» **EXERCISE DETAILS**
Copy out all lines where "JSON" appears.

☆ ☆ ☆ ☆

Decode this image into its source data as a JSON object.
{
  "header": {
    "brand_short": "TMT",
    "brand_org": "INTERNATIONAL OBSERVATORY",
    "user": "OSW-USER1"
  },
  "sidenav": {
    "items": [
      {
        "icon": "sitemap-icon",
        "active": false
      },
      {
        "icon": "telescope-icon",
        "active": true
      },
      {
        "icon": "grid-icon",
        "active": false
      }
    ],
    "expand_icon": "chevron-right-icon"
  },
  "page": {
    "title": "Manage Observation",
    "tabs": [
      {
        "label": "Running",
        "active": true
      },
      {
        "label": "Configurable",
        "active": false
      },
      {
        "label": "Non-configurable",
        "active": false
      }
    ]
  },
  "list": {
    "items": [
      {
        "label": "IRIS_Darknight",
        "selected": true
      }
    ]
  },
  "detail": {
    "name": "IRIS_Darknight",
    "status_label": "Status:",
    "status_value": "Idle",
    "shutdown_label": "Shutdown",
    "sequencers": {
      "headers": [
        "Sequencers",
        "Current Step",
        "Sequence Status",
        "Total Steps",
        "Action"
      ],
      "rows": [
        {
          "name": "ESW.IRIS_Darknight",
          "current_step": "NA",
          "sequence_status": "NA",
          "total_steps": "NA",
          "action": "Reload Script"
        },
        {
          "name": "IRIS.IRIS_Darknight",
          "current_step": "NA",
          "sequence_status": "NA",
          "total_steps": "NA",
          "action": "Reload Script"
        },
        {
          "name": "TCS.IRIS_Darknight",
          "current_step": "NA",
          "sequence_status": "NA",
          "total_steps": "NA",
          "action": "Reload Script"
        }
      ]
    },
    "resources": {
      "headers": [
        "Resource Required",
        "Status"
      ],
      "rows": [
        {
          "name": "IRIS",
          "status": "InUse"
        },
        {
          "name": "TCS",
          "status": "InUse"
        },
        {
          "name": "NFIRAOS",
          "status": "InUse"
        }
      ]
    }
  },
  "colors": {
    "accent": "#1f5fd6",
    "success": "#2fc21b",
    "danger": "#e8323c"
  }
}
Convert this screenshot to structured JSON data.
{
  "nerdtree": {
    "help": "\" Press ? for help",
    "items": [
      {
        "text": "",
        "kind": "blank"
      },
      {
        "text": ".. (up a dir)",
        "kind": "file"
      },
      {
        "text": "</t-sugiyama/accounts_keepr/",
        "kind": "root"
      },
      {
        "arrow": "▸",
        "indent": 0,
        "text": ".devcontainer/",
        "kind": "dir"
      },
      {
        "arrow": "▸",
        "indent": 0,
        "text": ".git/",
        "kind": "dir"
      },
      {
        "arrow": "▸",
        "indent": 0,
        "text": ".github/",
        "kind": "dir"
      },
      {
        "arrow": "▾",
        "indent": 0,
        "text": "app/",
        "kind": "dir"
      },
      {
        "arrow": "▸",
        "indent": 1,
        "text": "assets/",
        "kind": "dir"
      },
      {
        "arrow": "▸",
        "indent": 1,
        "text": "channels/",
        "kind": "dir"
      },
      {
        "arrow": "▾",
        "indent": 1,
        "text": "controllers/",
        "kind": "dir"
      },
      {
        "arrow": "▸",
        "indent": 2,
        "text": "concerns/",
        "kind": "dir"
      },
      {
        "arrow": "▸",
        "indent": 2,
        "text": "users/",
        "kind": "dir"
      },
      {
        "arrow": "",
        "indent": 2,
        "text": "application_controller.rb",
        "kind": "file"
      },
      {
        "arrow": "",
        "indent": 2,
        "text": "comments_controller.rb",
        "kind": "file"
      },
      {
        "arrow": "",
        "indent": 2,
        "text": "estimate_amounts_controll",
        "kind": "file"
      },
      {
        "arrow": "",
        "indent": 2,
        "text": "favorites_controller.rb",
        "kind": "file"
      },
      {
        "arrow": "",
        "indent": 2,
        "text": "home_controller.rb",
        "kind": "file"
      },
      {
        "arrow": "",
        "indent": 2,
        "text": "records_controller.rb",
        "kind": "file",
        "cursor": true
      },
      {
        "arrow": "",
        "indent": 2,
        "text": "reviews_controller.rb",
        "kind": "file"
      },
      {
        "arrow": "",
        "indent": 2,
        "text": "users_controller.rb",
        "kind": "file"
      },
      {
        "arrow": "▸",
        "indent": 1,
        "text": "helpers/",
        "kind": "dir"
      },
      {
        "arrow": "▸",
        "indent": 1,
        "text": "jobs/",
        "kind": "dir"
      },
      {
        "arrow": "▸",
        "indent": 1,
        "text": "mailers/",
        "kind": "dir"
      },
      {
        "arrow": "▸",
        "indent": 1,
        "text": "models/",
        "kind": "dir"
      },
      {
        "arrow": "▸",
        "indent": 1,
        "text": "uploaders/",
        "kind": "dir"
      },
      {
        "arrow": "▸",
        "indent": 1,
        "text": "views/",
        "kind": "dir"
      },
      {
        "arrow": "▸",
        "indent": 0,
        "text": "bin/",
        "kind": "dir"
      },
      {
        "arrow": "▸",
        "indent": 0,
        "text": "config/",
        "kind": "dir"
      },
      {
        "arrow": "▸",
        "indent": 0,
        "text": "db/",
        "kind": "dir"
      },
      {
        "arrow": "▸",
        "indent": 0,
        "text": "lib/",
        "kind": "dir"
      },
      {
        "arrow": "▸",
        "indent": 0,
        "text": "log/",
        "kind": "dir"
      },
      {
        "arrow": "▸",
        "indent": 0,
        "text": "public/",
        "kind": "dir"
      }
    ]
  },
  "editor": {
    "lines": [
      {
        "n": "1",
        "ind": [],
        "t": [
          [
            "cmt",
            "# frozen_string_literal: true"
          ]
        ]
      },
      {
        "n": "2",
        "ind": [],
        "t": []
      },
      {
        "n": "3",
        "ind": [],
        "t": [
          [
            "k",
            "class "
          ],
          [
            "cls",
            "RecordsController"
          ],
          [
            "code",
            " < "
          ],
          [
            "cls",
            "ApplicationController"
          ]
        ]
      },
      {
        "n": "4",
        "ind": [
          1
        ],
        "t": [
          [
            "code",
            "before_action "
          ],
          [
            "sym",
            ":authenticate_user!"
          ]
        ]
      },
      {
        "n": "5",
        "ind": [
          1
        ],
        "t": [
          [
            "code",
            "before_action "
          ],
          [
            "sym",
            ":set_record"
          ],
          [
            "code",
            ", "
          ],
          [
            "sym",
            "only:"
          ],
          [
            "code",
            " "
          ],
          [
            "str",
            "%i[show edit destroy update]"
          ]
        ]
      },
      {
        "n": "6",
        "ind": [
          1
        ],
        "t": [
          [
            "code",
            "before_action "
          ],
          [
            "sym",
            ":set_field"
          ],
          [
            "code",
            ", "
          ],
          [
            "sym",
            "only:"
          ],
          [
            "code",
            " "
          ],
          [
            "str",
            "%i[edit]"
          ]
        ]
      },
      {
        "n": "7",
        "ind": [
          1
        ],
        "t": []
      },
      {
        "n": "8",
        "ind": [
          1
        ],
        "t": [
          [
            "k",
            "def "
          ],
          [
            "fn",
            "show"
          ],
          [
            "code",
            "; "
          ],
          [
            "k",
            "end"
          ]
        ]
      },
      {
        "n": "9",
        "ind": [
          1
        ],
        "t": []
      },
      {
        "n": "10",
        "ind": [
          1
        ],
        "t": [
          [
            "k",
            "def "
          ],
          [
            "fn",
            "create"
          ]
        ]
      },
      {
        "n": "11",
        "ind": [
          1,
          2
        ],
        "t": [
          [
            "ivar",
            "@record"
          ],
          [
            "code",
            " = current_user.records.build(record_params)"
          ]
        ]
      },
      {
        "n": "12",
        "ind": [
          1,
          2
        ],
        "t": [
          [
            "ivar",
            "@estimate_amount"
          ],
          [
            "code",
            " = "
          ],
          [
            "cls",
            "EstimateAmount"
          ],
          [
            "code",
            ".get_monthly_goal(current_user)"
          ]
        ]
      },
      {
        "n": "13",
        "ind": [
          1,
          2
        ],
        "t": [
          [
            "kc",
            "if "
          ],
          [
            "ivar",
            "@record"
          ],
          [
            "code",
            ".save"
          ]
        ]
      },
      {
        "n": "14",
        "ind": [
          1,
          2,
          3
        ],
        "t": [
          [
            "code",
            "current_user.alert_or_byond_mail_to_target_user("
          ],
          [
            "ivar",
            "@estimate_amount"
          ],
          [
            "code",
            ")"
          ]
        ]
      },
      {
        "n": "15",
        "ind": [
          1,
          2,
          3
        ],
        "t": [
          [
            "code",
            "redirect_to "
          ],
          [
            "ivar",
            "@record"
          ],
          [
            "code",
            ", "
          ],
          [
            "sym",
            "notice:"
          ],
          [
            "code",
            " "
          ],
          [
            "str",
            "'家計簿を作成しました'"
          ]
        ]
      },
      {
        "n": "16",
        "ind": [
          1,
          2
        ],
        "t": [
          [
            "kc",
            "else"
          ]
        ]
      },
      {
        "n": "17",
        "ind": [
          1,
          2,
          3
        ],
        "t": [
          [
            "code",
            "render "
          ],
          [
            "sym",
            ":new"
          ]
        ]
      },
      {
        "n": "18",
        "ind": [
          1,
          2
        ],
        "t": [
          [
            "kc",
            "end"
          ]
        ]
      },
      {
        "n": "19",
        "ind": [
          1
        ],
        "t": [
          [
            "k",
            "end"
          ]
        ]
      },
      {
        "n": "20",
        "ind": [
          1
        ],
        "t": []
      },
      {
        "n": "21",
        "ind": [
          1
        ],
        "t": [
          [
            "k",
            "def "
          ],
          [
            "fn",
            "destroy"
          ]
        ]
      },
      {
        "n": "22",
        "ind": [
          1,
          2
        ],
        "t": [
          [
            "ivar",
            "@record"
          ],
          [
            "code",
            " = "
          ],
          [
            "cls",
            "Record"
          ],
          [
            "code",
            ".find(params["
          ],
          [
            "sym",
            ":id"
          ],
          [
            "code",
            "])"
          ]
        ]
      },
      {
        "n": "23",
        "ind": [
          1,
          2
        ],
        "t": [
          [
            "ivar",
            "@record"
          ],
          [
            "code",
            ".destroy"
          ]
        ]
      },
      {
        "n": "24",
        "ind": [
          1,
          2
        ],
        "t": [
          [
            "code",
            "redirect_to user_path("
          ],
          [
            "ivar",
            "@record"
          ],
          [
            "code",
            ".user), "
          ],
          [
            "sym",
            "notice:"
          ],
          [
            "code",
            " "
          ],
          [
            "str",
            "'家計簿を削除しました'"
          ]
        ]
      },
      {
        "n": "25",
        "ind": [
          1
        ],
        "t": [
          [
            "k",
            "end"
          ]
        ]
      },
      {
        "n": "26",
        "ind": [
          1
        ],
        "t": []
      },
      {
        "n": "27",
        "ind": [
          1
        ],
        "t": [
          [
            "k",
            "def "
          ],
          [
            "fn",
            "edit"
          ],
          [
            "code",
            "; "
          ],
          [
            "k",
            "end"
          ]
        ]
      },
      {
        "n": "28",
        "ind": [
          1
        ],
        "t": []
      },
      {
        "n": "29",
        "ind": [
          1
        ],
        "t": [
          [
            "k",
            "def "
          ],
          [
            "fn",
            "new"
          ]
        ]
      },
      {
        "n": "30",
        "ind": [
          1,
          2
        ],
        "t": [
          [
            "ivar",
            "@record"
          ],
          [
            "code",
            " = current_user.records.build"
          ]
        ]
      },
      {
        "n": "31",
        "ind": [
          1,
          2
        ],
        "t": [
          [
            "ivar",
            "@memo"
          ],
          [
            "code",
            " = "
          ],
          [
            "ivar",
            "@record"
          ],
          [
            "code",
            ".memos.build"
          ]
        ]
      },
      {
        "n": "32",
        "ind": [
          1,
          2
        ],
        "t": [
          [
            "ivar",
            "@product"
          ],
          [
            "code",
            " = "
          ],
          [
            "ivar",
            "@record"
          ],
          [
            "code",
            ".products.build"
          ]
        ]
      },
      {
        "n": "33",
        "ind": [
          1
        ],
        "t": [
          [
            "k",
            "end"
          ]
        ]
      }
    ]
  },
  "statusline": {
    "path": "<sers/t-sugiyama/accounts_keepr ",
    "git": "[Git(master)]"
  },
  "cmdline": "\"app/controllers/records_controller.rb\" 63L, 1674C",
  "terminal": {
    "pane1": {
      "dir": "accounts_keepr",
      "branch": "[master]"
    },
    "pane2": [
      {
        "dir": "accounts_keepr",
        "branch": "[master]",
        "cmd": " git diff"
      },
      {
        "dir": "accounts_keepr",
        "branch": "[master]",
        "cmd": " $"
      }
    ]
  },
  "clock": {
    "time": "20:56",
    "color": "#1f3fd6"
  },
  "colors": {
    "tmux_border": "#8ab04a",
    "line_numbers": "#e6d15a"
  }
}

☆ ☆ ☆ ☆

» **WORKED ANSWER**
Decode this image into its source data as a JSON object.
Convert this screenshot to structured JSON data.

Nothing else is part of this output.